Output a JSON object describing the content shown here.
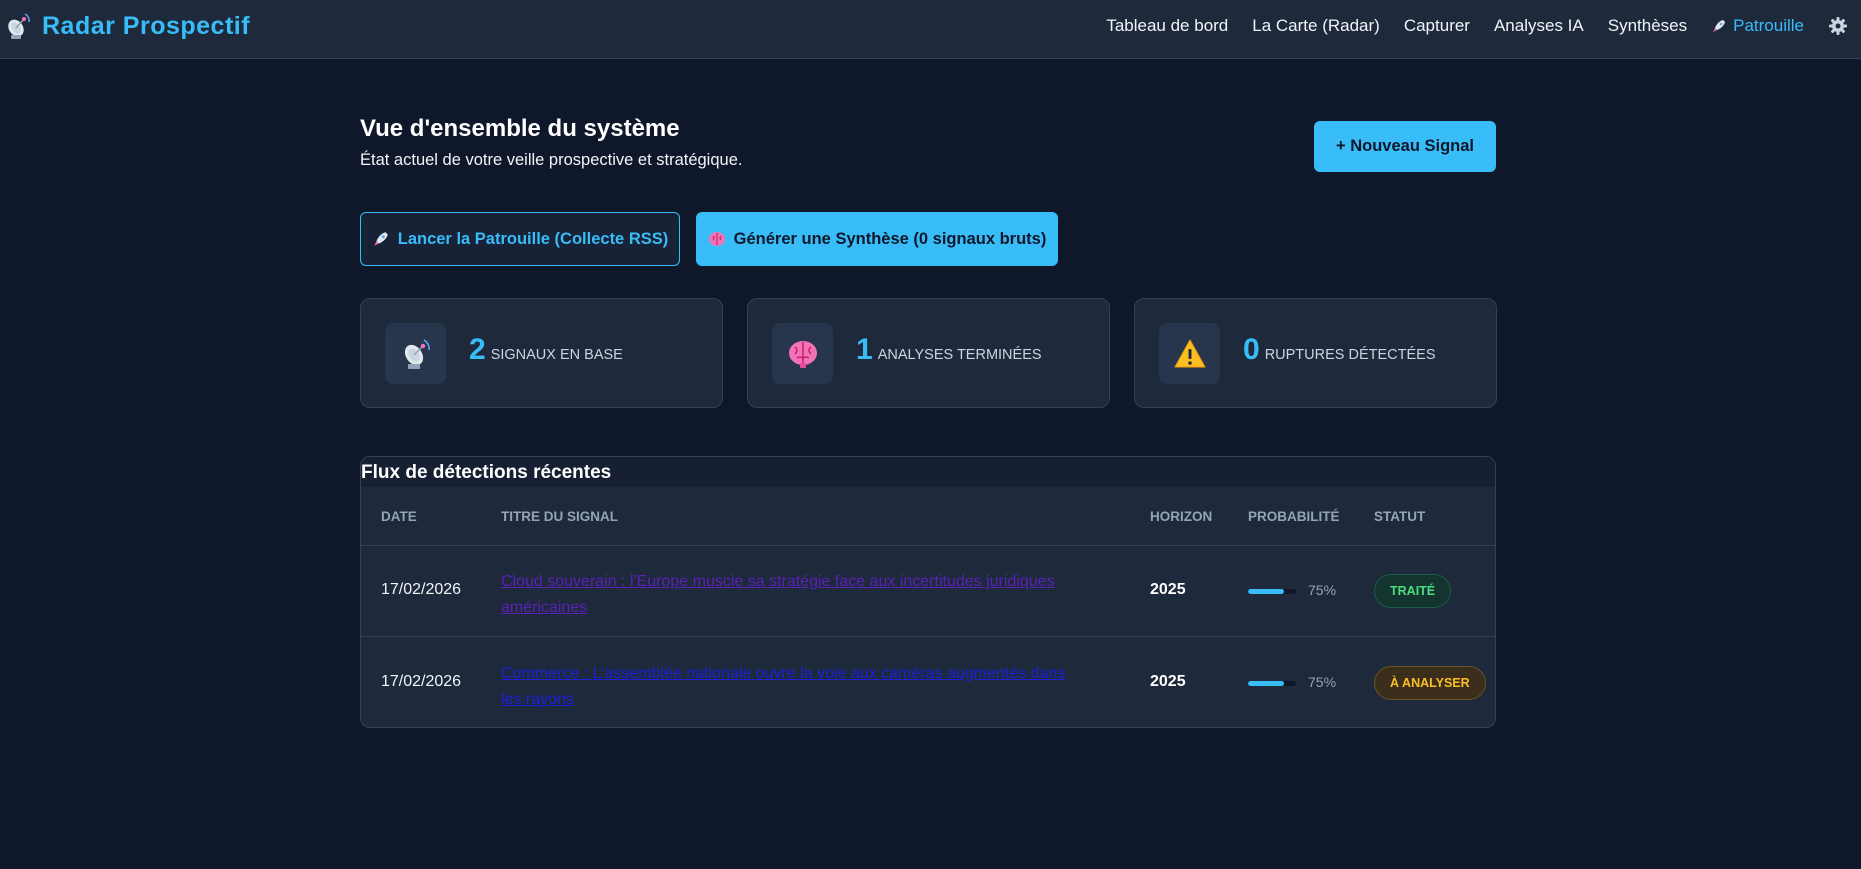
{
  "nav": {
    "brand": "Radar Prospectif",
    "links": [
      "Tableau de bord",
      "La Carte (Radar)",
      "Capturer",
      "Analyses IA",
      "Synthèses",
      "Patrouille"
    ],
    "active_link": "Patrouille"
  },
  "header": {
    "title": "Vue d'ensemble du système",
    "subtitle": "État actuel de votre veille prospective et stratégique.",
    "new_signal_button": "+ Nouveau Signal"
  },
  "actions": {
    "patrol_button": "Lancer la Patrouille (Collecte RSS)",
    "synthesis_button": "Générer une Synthèse (0 signaux bruts)"
  },
  "stats": [
    {
      "value": "2",
      "label": "signaux en base",
      "icon": "satellite-dish-icon"
    },
    {
      "value": "1",
      "label": "analyses terminées",
      "icon": "brain-icon"
    },
    {
      "value": "0",
      "label": "ruptures détectées",
      "icon": "warning-icon"
    }
  ],
  "table": {
    "title": "Flux de détections récentes",
    "columns": [
      "Date",
      "Titre du signal",
      "Horizon",
      "Probabilité",
      "Statut"
    ],
    "rows": [
      {
        "date": "17/02/2026",
        "title": "Cloud souverain : l'Europe muscle sa stratégie face aux incertitudes juridiques américaines",
        "horizon": "2025",
        "probability": 0.75,
        "probability_label": "75%",
        "status": "Traité"
      },
      {
        "date": "17/02/2026",
        "title": "Commerce : L'assemblée nationale ouvre la voie aux caméras augmentés dans les rayons",
        "horizon": "2025",
        "probability": 0.75,
        "probability_label": "75%",
        "status": "À analyser"
      }
    ]
  },
  "colors": {
    "background": "#0f172a",
    "surface": "#1e293b",
    "accent": "#38bdf8",
    "status_done": "#4ade80",
    "status_pending": "#fbbf24"
  }
}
----
> _EXERCISE AIM_:
Using the listing above, gather each line that holds the string "signaux" and copy it.

> _RESULT_:
    "synthesis_button": "Générer une Synthèse (0 signaux bruts)"
      "label": "signaux en base",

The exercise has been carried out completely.